■ SET EXERCISE ■
All of the listing below must be repeated word for word. Pictures are the only thing to omit.

-------------------------

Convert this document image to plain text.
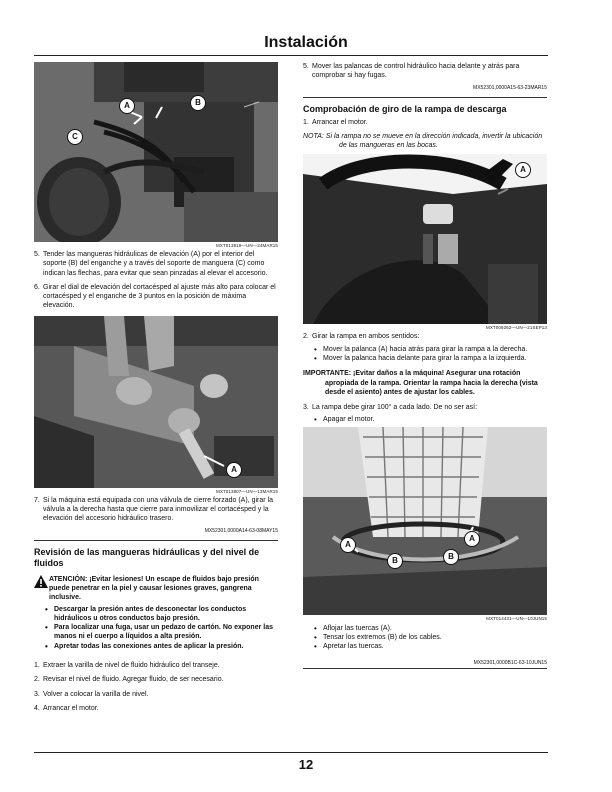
Instalación
A	B
C
MXT013819—UN—24MAR15
5. Tender las mangueras hidráulicas de elevación (A) por el interior del soporte (B) del enganche y a través del soporte de manguera (C) como indican las flechas, para evitar que sean pinzadas al elevar el accesorio.
6. Girar el dial de elevación del cortacésped al ajuste más alto para colocar el cortacésped y el enganche de 3 puntos en la posición de máxima elevación.
A
MXT013807—UN—13MAR15
7. Si la máquina está equipada con una válvula de cierre forzado (A), girar la válvula a la derecha hasta que cierre para inmovilizar el cortacésped y la elevación del accesorio hidráulico trasero.
MX52301,0000A14-63-08MAY15
Revisión de las mangueras hidráulicas y del nivel de fluidos
ATENCIÓN: ¡Evitar lesiones! Un escape de fluidos bajo presión puede penetrar en la piel y causar lesiones graves, gangrena inclusive.
• Descargar la presión antes de desconectar los conductos hidráulicos u otros conductos bajo presión.
• Para localizar una fuga, usar un pedazo de cartón. No exponer las manos ni el cuerpo a líquidos a alta presión.
• Apretar todas las conexiones antes de aplicar la presión.
1. Extraer la varilla de nivel de fluido hidráulico del transeje.
2. Revisar el nivel de fluido. Agregar fluido, de ser necesario.
3. Volver a colocar la varilla de nivel.
4. Arrancar el motor.
5. Mover las palancas de control hidráulico hacia delante y atrás para comprobar si hay fugas.
MX52301,0000A15-63-23MAR15
Comprobación de giro de la rampa de descarga
1. Arrancar el motor.
NOTA: Si la rampa no se mueve en la dirección indicada, invertir la ubicación de las mangueras en las bocas.
A
MXT009262—UN—21SEP13
2. Girar la rampa en ambos sentidos:
• Mover la palanca (A) hacia atrás para girar la rampa a la derecha.
• Mover la palanca hacia delante para girar la rampa a la izquierda.
IMPORTANTE: ¡Evitar daños a la máquina! Asegurar una rotación apropiada de la rampa. Orientar la rampa hacia la derecha (vista desde el asiento) antes de ajustar los cables.
3. La rampa debe girar 100° a cada lado. De no ser así:
• Apagar el motor.
A
A
B	B
MXT014431—UN—10JUN15
• Aflojar las tuercas (A).
• Tensar los extremos (B) de los cables.
• Apretar las tuercas.
MX52301,0000B1C-63-10JUN15
12
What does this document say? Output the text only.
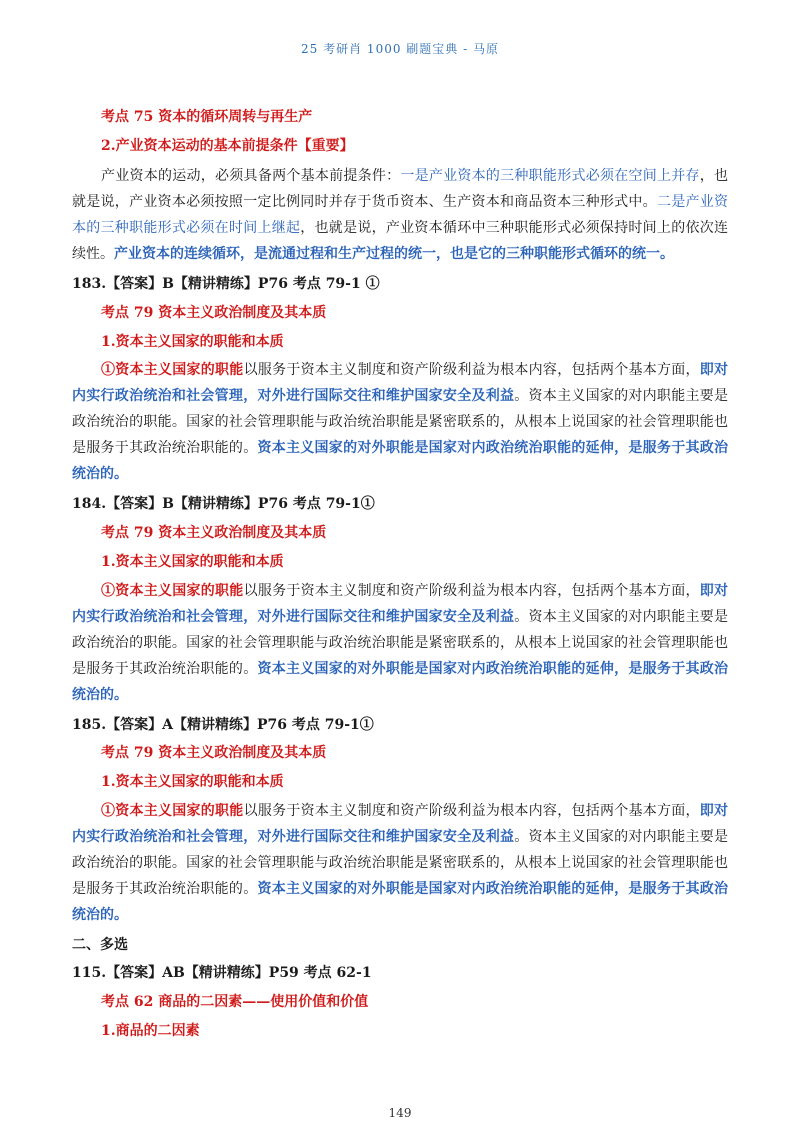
25 考研肖 1000 刷题宝典 - 马原
考点 75 资本的循环周转与再生产
2.产业资本运动的基本前提条件【重要】
产业资本的运动，必须具备两个基本前提条件：一是产业资本的三种职能形式必须在空间上并存，也就是说，产业资本必须按照一定比例同时并存于货币资本、生产资本和商品资本三种形式中。二是产业资本的三种职能形式必须在时间上继起，也就是说，产业资本循环中三种职能形式必须保持时间上的依次连续性。产业资本的连续循环，是流通过程和生产过程的统一，也是它的三种职能形式循环的统一。
183.【答案】B【精讲精练】P76 考点 79-1 ①
考点 79 资本主义政治制度及其本质
1.资本主义国家的职能和本质
①资本主义国家的职能以服务于资本主义制度和资产阶级利益为根本内容，包括两个基本方面，即对内实行政治统治和社会管理，对外进行国际交往和维护国家安全及利益。资本主义国家的对内职能主要是政治统治的职能。国家的社会管理职能与政治统治职能是紧密联系的，从根本上说国家的社会管理职能也是服务于其政治统治职能的。资本主义国家的对外职能是国家对内政治统治职能的延伸，是服务于其政治统治的。
184.【答案】B【精讲精练】P76 考点 79-1①
考点 79 资本主义政治制度及其本质
1.资本主义国家的职能和本质
①资本主义国家的职能以服务于资本主义制度和资产阶级利益为根本内容，包括两个基本方面，即对内实行政治统治和社会管理，对外进行国际交往和维护国家安全及利益。资本主义国家的对内职能主要是政治统治的职能。国家的社会管理职能与政治统治职能是紧密联系的，从根本上说国家的社会管理职能也是服务于其政治统治职能的。资本主义国家的对外职能是国家对内政治统治职能的延伸，是服务于其政治统治的。
185.【答案】A【精讲精练】P76 考点 79-1①
考点 79 资本主义政治制度及其本质
1.资本主义国家的职能和本质
①资本主义国家的职能以服务于资本主义制度和资产阶级利益为根本内容，包括两个基本方面，即对内实行政治统治和社会管理，对外进行国际交往和维护国家安全及利益。资本主义国家的对内职能主要是政治统治的职能。国家的社会管理职能与政治统治职能是紧密联系的，从根本上说国家的社会管理职能也是服务于其政治统治职能的。资本主义国家的对外职能是国家对内政治统治职能的延伸，是服务于其政治统治的。
二、多选
115.【答案】AB【精讲精练】P59 考点 62-1
考点 62 商品的二因素——使用价值和价值
1.商品的二因素
149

-------------------------

■ EXERCISE RESPONSE ■
Convert this document image to plain text.
Instalación
A	B
C
MXT013819—UN—24MAR15
5. Tender las mangueras hidráulicas de elevación (A) por el interior del soporte (B) del enganche y a través del soporte de manguera (C) como indican las flechas, para evitar que sean pinzadas al elevar el accesorio.
6. Girar el dial de elevación del cortacésped al ajuste más alto para colocar el cortacésped y el enganche de 3 puntos en la posición de máxima elevación.
A
MXT013807—UN—13MAR15
7. Si la máquina está equipada con una válvula de cierre forzado (A), girar la válvula a la derecha hasta que cierre para inmovilizar el cortacésped y la elevación del accesorio hidráulico trasero.
MX52301,0000A14-63-08MAY15
Revisión de las mangueras hidráulicas y del nivel de fluidos
ATENCIÓN: ¡Evitar lesiones! Un escape de fluidos bajo presión puede penetrar en la piel y causar lesiones graves, gangrena inclusive.
• Descargar la presión antes de desconectar los conductos hidráulicos u otros conductos bajo presión.
• Para localizar una fuga, usar un pedazo de cartón. No exponer las manos ni el cuerpo a líquidos a alta presión.
• Apretar todas las conexiones antes de aplicar la presión.
1. Extraer la varilla de nivel de fluido hidráulico del transeje.
2. Revisar el nivel de fluido. Agregar fluido, de ser necesario.
3. Volver a colocar la varilla de nivel.
4. Arrancar el motor.
5. Mover las palancas de control hidráulico hacia delante y atrás para comprobar si hay fugas.
MX52301,0000A15-63-23MAR15
Comprobación de giro de la rampa de descarga
1. Arrancar el motor.
NOTA: Si la rampa no se mueve en la dirección indicada, invertir la ubicación de las mangueras en las bocas.
A
MXT009262—UN—21SEP13
2. Girar la rampa en ambos sentidos:
• Mover la palanca (A) hacia atrás para girar la rampa a la derecha.
• Mover la palanca hacia delante para girar la rampa a la izquierda.
IMPORTANTE: ¡Evitar daños a la máquina! Asegurar una rotación apropiada de la rampa. Orientar la rampa hacia la derecha (vista desde el asiento) antes de ajustar los cables.
3. La rampa debe girar 100° a cada lado. De no ser así:
• Apagar el motor.
A
A
B	B
MXT014431—UN—10JUN15
• Aflojar las tuercas (A).
• Tensar los extremos (B) de los cables.
• Apretar las tuercas.
MX52301,0000B1C-63-10JUN15
12
What does this document say? Output the text only.
25 考研肖 1000 刷题宝典 - 马原
考点 75 资本的循环周转与再生产
2.产业资本运动的基本前提条件【重要】
产业资本的运动，必须具备两个基本前提条件：一是产业资本的三种职能形式必须在空间上并存，也就是说，产业资本必须按照一定比例同时并存于货币资本、生产资本和商品资本三种形式中。二是产业资本的三种职能形式必须在时间上继起，也就是说，产业资本循环中三种职能形式必须保持时间上的依次连续性。产业资本的连续循环，是流通过程和生产过程的统一，也是它的三种职能形式循环的统一。
183.【答案】B【精讲精练】P76 考点 79-1 ①
考点 79 资本主义政治制度及其本质
1.资本主义国家的职能和本质
①资本主义国家的职能以服务于资本主义制度和资产阶级利益为根本内容，包括两个基本方面，即对内实行政治统治和社会管理，对外进行国际交往和维护国家安全及利益。资本主义国家的对内职能主要是政治统治的职能。国家的社会管理职能与政治统治职能是紧密联系的，从根本上说国家的社会管理职能也是服务于其政治统治职能的。资本主义国家的对外职能是国家对内政治统治职能的延伸，是服务于其政治统治的。
184.【答案】B【精讲精练】P76 考点 79-1①
考点 79 资本主义政治制度及其本质
1.资本主义国家的职能和本质
①资本主义国家的职能以服务于资本主义制度和资产阶级利益为根本内容，包括两个基本方面，即对内实行政治统治和社会管理，对外进行国际交往和维护国家安全及利益。资本主义国家的对内职能主要是政治统治的职能。国家的社会管理职能与政治统治职能是紧密联系的，从根本上说国家的社会管理职能也是服务于其政治统治职能的。资本主义国家的对外职能是国家对内政治统治职能的延伸，是服务于其政治统治的。
185.【答案】A【精讲精练】P76 考点 79-1①
考点 79 资本主义政治制度及其本质
1.资本主义国家的职能和本质
①资本主义国家的职能以服务于资本主义制度和资产阶级利益为根本内容，包括两个基本方面，即对内实行政治统治和社会管理，对外进行国际交往和维护国家安全及利益。资本主义国家的对内职能主要是政治统治的职能。国家的社会管理职能与政治统治职能是紧密联系的，从根本上说国家的社会管理职能也是服务于其政治统治职能的。资本主义国家的对外职能是国家对内政治统治职能的延伸，是服务于其政治统治的。
二、多选
115.【答案】AB【精讲精练】P59 考点 62-1
考点 62 商品的二因素——使用价值和价值
1.商品的二因素
149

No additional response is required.